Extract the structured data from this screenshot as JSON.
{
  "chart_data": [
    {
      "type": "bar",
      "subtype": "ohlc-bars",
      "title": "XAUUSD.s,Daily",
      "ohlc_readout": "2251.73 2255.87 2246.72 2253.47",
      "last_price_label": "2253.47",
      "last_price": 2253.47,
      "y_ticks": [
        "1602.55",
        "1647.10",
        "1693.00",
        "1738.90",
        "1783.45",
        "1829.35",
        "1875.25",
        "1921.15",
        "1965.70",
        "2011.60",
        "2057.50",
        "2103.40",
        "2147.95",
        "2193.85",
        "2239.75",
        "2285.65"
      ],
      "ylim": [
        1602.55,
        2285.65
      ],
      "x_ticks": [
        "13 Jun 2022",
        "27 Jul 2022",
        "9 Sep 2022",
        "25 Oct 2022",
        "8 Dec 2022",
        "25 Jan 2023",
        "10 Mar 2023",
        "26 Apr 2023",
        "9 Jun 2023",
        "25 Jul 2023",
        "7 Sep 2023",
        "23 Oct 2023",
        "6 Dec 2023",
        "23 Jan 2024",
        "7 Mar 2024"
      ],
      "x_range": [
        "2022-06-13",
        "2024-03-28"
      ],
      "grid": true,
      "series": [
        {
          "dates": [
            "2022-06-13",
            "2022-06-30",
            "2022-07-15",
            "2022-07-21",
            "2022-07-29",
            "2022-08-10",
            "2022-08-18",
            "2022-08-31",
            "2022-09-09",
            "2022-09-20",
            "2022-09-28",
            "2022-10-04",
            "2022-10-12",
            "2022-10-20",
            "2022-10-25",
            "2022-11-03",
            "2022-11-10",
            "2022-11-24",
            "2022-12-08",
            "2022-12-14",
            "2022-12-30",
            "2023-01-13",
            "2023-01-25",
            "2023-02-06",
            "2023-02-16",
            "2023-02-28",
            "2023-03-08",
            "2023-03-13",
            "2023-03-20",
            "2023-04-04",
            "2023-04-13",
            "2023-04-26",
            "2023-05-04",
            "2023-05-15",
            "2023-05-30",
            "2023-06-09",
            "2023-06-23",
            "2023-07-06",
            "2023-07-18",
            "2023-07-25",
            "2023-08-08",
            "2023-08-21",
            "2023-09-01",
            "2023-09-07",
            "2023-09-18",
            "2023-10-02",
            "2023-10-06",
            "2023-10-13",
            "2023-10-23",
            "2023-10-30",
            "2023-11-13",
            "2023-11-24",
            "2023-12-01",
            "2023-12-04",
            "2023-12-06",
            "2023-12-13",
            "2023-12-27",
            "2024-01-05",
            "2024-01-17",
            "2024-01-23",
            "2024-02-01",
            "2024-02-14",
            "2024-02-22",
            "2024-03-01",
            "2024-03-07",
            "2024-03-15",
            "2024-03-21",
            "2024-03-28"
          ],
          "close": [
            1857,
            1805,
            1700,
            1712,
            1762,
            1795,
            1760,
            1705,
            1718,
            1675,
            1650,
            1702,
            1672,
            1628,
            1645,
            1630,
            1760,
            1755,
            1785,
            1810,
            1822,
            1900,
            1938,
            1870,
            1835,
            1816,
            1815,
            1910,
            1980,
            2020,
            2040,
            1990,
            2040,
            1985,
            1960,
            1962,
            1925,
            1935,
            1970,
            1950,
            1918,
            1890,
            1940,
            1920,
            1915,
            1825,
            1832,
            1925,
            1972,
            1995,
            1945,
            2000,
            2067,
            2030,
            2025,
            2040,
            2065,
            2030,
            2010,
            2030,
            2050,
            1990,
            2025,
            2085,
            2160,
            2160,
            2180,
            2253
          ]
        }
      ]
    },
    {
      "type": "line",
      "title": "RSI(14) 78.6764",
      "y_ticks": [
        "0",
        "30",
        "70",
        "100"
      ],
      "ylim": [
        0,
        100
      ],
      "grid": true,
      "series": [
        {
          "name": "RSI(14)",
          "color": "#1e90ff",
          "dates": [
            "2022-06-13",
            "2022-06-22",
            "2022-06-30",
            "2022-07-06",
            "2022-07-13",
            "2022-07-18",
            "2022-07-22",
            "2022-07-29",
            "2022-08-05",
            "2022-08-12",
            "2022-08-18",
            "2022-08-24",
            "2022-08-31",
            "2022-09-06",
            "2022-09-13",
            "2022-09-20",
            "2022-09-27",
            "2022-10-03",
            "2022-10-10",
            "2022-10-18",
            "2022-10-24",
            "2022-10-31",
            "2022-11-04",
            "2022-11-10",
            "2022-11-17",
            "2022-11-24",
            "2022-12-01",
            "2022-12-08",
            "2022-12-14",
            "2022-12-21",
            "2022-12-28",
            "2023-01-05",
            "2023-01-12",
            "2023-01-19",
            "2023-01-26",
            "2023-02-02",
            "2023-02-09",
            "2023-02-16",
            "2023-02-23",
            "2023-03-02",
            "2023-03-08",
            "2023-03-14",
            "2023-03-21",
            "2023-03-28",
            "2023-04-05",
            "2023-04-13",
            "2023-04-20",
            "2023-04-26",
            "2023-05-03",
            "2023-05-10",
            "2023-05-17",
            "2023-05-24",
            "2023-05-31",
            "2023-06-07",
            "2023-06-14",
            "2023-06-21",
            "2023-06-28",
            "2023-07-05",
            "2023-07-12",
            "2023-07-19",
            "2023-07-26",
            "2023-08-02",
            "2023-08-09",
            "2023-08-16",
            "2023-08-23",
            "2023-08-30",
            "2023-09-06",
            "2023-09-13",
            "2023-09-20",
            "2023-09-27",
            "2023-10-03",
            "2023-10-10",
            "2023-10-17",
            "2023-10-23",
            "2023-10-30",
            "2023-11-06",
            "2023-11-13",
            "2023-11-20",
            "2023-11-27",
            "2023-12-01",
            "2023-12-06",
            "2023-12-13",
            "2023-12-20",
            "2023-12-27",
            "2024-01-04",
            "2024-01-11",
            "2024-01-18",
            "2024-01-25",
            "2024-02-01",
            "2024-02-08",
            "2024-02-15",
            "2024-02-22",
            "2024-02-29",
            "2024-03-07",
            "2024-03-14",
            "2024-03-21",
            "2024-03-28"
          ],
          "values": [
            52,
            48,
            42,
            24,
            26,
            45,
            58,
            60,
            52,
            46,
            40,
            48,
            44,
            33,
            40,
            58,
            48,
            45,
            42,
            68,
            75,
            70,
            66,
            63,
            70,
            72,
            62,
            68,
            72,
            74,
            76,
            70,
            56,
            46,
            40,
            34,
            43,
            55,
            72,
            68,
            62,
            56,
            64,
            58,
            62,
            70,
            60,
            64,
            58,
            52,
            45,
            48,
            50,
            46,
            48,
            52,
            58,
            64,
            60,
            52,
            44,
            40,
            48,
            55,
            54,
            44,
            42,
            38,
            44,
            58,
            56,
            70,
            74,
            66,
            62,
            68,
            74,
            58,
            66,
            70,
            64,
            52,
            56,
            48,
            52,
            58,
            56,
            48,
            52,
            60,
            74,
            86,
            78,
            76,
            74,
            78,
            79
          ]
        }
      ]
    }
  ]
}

═══

◆ TASK REQUIREMENTS: Print out the whole listing exactly as it appears.

◆ ANSWER IN FULL:
Extract the structured data from this screenshot as JSON.
{
  "chart_data": [
    {
      "type": "bar",
      "subtype": "ohlc-bars",
      "title": "XAUUSD.s,Daily",
      "ohlc_readout": "2251.73 2255.87 2246.72 2253.47",
      "last_price_label": "2253.47",
      "last_price": 2253.47,
      "y_ticks": [
        "1602.55",
        "1647.10",
        "1693.00",
        "1738.90",
        "1783.45",
        "1829.35",
        "1875.25",
        "1921.15",
        "1965.70",
        "2011.60",
        "2057.50",
        "2103.40",
        "2147.95",
        "2193.85",
        "2239.75",
        "2285.65"
      ],
      "ylim": [
        1602.55,
        2285.65
      ],
      "x_ticks": [
        "13 Jun 2022",
        "27 Jul 2022",
        "9 Sep 2022",
        "25 Oct 2022",
        "8 Dec 2022",
        "25 Jan 2023",
        "10 Mar 2023",
        "26 Apr 2023",
        "9 Jun 2023",
        "25 Jul 2023",
        "7 Sep 2023",
        "23 Oct 2023",
        "6 Dec 2023",
        "23 Jan 2024",
        "7 Mar 2024"
      ],
      "x_range": [
        "2022-06-13",
        "2024-03-28"
      ],
      "grid": true,
      "series": [
        {
          "dates": [
            "2022-06-13",
            "2022-06-30",
            "2022-07-15",
            "2022-07-21",
            "2022-07-29",
            "2022-08-10",
            "2022-08-18",
            "2022-08-31",
            "2022-09-09",
            "2022-09-20",
            "2022-09-28",
            "2022-10-04",
            "2022-10-12",
            "2022-10-20",
            "2022-10-25",
            "2022-11-03",
            "2022-11-10",
            "2022-11-24",
            "2022-12-08",
            "2022-12-14",
            "2022-12-30",
            "2023-01-13",
            "2023-01-25",
            "2023-02-06",
            "2023-02-16",
            "2023-02-28",
            "2023-03-08",
            "2023-03-13",
            "2023-03-20",
            "2023-04-04",
            "2023-04-13",
            "2023-04-26",
            "2023-05-04",
            "2023-05-15",
            "2023-05-30",
            "2023-06-09",
            "2023-06-23",
            "2023-07-06",
            "2023-07-18",
            "2023-07-25",
            "2023-08-08",
            "2023-08-21",
            "2023-09-01",
            "2023-09-07",
            "2023-09-18",
            "2023-10-02",
            "2023-10-06",
            "2023-10-13",
            "2023-10-23",
            "2023-10-30",
            "2023-11-13",
            "2023-11-24",
            "2023-12-01",
            "2023-12-04",
            "2023-12-06",
            "2023-12-13",
            "2023-12-27",
            "2024-01-05",
            "2024-01-17",
            "2024-01-23",
            "2024-02-01",
            "2024-02-14",
            "2024-02-22",
            "2024-03-01",
            "2024-03-07",
            "2024-03-15",
            "2024-03-21",
            "2024-03-28"
          ],
          "close": [
            1857,
            1805,
            1700,
            1712,
            1762,
            1795,
            1760,
            1705,
            1718,
            1675,
            1650,
            1702,
            1672,
            1628,
            1645,
            1630,
            1760,
            1755,
            1785,
            1810,
            1822,
            1900,
            1938,
            1870,
            1835,
            1816,
            1815,
            1910,
            1980,
            2020,
            2040,
            1990,
            2040,
            1985,
            1960,
            1962,
            1925,
            1935,
            1970,
            1950,
            1918,
            1890,
            1940,
            1920,
            1915,
            1825,
            1832,
            1925,
            1972,
            1995,
            1945,
            2000,
            2067,
            2030,
            2025,
            2040,
            2065,
            2030,
            2010,
            2030,
            2050,
            1990,
            2025,
            2085,
            2160,
            2160,
            2180,
            2253
          ]
        }
      ]
    },
    {
      "type": "line",
      "title": "RSI(14) 78.6764",
      "y_ticks": [
        "0",
        "30",
        "70",
        "100"
      ],
      "ylim": [
        0,
        100
      ],
      "grid": true,
      "series": [
        {
          "name": "RSI(14)",
          "color": "#1e90ff",
          "dates": [
            "2022-06-13",
            "2022-06-22",
            "2022-06-30",
            "2022-07-06",
            "2022-07-13",
            "2022-07-18",
            "2022-07-22",
            "2022-07-29",
            "2022-08-05",
            "2022-08-12",
            "2022-08-18",
            "2022-08-24",
            "2022-08-31",
            "2022-09-06",
            "2022-09-13",
            "2022-09-20",
            "2022-09-27",
            "2022-10-03",
            "2022-10-10",
            "2022-10-18",
            "2022-10-24",
            "2022-10-31",
            "2022-11-04",
            "2022-11-10",
            "2022-11-17",
            "2022-11-24",
            "2022-12-01",
            "2022-12-08",
            "2022-12-14",
            "2022-12-21",
            "2022-12-28",
            "2023-01-05",
            "2023-01-12",
            "2023-01-19",
            "2023-01-26",
            "2023-02-02",
            "2023-02-09",
            "2023-02-16",
            "2023-02-23",
            "2023-03-02",
            "2023-03-08",
            "2023-03-14",
            "2023-03-21",
            "2023-03-28",
            "2023-04-05",
            "2023-04-13",
            "2023-04-20",
            "2023-04-26",
            "2023-05-03",
            "2023-05-10",
            "2023-05-17",
            "2023-05-24",
            "2023-05-31",
            "2023-06-07",
            "2023-06-14",
            "2023-06-21",
            "2023-06-28",
            "2023-07-05",
            "2023-07-12",
            "2023-07-19",
            "2023-07-26",
            "2023-08-02",
            "2023-08-09",
            "2023-08-16",
            "2023-08-23",
            "2023-08-30",
            "2023-09-06",
            "2023-09-13",
            "2023-09-20",
            "2023-09-27",
            "2023-10-03",
            "2023-10-10",
            "2023-10-17",
            "2023-10-23",
            "2023-10-30",
            "2023-11-06",
            "2023-11-13",
            "2023-11-20",
            "2023-11-27",
            "2023-12-01",
            "2023-12-06",
            "2023-12-13",
            "2023-12-20",
            "2023-12-27",
            "2024-01-04",
            "2024-01-11",
            "2024-01-18",
            "2024-01-25",
            "2024-02-01",
            "2024-02-08",
            "2024-02-15",
            "2024-02-22",
            "2024-02-29",
            "2024-03-07",
            "2024-03-14",
            "2024-03-21",
            "2024-03-28"
          ],
          "values": [
            52,
            48,
            42,
            24,
            26,
            45,
            58,
            60,
            52,
            46,
            40,
            48,
            44,
            33,
            40,
            58,
            48,
            45,
            42,
            68,
            75,
            70,
            66,
            63,
            70,
            72,
            62,
            68,
            72,
            74,
            76,
            70,
            56,
            46,
            40,
            34,
            43,
            55,
            72,
            68,
            62,
            56,
            64,
            58,
            62,
            70,
            60,
            64,
            58,
            52,
            45,
            48,
            50,
            46,
            48,
            52,
            58,
            64,
            60,
            52,
            44,
            40,
            48,
            55,
            54,
            44,
            42,
            38,
            44,
            58,
            56,
            70,
            74,
            66,
            62,
            68,
            74,
            58,
            66,
            70,
            64,
            52,
            56,
            48,
            52,
            58,
            56,
            48,
            52,
            60,
            74,
            86,
            78,
            76,
            74,
            78,
            79
          ]
        }
      ]
    }
  ]
}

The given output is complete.